Records shown:
:::::
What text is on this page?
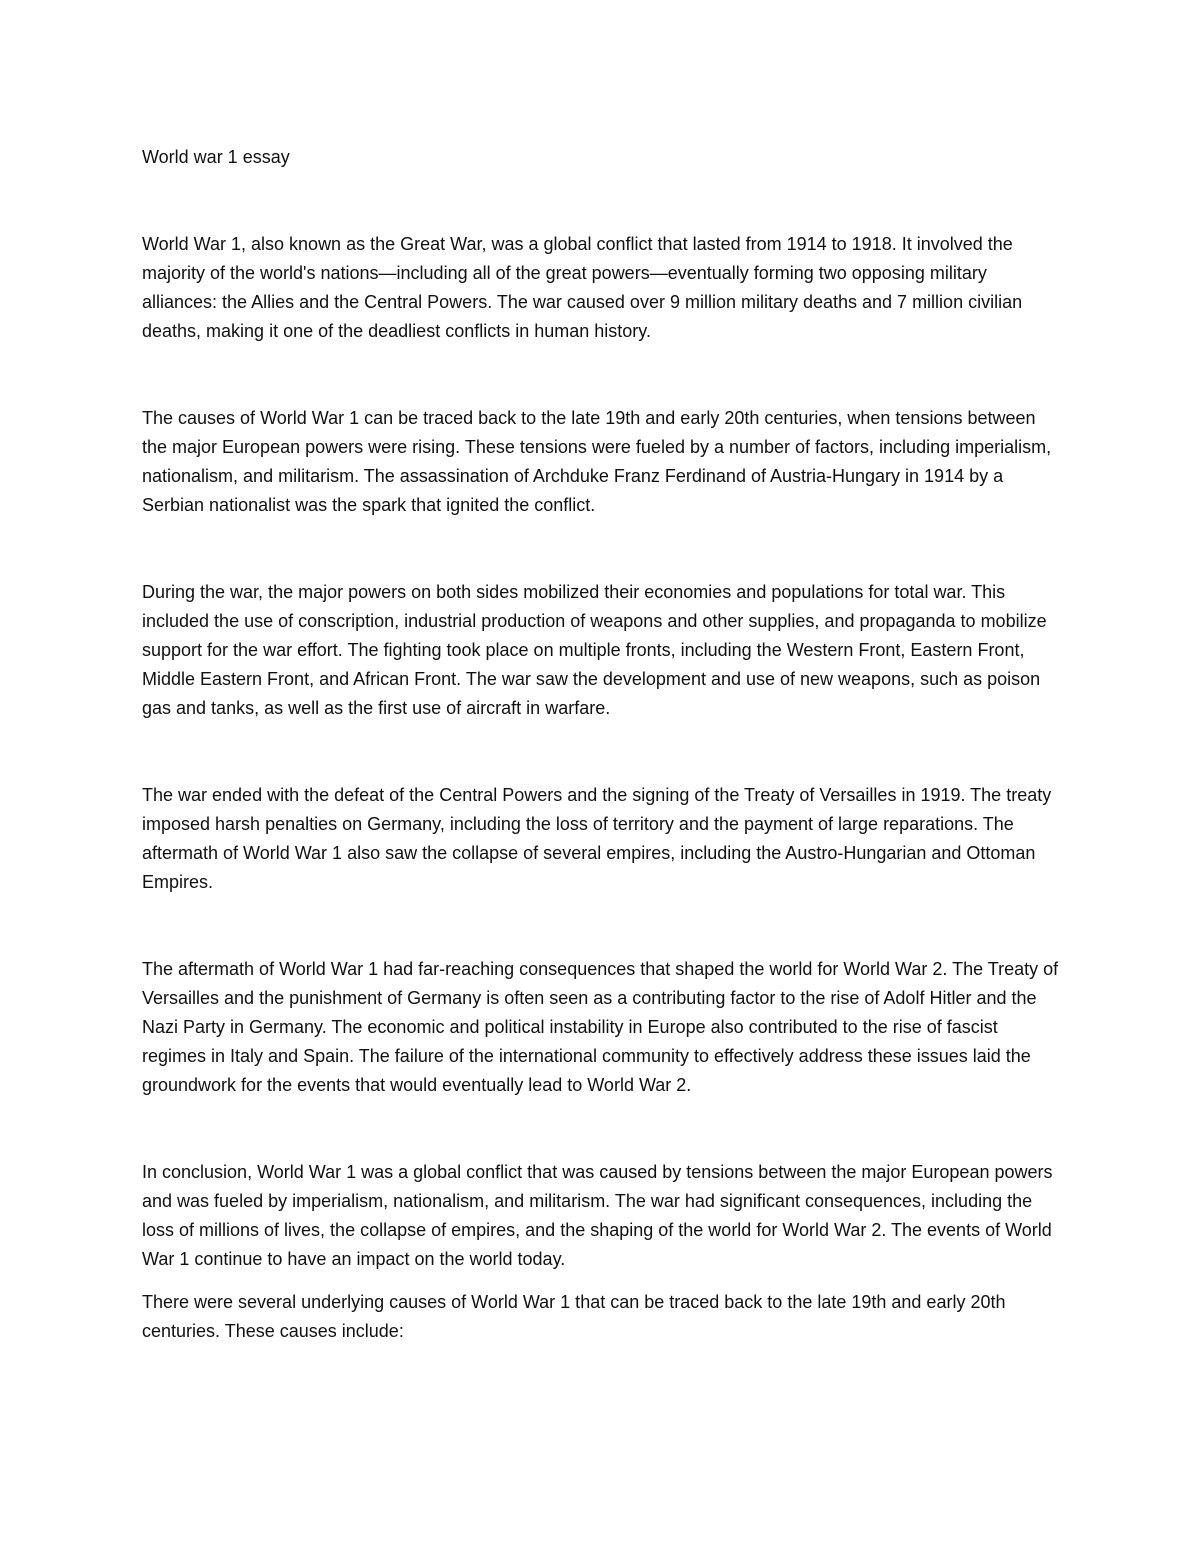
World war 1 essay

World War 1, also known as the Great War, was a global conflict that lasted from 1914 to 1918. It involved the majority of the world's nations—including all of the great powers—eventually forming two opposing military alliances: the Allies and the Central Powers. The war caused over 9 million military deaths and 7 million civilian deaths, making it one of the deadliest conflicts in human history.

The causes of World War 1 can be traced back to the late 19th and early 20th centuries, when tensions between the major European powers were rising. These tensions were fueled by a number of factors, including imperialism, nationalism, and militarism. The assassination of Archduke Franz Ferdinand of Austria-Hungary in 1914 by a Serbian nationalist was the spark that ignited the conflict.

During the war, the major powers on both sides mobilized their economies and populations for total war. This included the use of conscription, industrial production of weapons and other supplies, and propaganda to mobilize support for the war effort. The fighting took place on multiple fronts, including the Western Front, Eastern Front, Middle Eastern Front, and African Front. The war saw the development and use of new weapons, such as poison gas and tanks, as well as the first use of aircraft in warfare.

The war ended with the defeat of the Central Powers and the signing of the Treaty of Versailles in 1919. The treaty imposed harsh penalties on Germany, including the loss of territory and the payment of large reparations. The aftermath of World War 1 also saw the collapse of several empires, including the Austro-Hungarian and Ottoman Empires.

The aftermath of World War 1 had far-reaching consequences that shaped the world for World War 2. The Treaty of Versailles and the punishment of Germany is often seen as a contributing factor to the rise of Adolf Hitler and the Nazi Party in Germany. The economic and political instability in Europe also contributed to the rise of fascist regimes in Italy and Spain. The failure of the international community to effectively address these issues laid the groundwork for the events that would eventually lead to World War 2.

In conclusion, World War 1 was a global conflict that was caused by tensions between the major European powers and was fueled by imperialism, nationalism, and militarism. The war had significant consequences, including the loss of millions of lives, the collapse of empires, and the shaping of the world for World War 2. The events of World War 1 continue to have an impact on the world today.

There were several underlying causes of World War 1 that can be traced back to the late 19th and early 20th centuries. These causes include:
:::::
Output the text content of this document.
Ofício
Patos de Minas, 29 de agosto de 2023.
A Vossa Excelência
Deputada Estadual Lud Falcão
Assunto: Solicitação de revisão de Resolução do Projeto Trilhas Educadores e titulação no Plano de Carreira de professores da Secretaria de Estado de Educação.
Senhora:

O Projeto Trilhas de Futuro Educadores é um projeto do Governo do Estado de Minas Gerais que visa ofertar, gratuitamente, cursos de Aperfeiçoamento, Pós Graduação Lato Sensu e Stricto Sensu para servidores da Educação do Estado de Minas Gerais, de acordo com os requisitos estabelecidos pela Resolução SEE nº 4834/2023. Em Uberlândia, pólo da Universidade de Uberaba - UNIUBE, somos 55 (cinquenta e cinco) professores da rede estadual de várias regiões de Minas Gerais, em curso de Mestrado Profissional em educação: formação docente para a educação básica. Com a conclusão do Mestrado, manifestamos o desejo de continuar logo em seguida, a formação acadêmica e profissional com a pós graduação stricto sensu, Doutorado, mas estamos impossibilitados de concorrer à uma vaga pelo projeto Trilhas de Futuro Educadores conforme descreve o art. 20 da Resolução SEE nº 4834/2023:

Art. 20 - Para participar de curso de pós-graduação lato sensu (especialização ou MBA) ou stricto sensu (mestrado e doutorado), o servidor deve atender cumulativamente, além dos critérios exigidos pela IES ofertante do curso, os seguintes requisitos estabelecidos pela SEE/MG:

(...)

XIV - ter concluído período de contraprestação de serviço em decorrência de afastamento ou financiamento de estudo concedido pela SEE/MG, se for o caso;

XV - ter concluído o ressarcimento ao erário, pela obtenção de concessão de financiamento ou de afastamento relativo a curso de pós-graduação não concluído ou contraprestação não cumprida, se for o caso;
:::::
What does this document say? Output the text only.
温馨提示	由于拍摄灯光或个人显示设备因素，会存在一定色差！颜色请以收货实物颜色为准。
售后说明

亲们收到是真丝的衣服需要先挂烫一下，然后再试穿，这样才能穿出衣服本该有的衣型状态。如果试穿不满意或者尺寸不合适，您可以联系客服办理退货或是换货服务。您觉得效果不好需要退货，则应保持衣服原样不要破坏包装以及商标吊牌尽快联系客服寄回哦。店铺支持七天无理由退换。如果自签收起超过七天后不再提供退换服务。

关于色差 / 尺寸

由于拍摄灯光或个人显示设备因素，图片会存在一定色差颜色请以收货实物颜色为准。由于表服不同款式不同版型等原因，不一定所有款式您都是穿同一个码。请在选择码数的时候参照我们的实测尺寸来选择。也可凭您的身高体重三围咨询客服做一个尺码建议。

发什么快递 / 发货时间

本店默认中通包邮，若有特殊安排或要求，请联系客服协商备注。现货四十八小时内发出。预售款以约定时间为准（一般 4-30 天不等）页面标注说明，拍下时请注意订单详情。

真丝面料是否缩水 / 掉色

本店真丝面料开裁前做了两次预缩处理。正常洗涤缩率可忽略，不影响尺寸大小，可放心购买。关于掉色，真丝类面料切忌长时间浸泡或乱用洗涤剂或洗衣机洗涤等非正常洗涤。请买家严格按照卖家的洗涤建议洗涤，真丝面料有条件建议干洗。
:::::
The request:
State how many lines in the records above contain the word "document", and give only that number.

Reply to the exercise:
2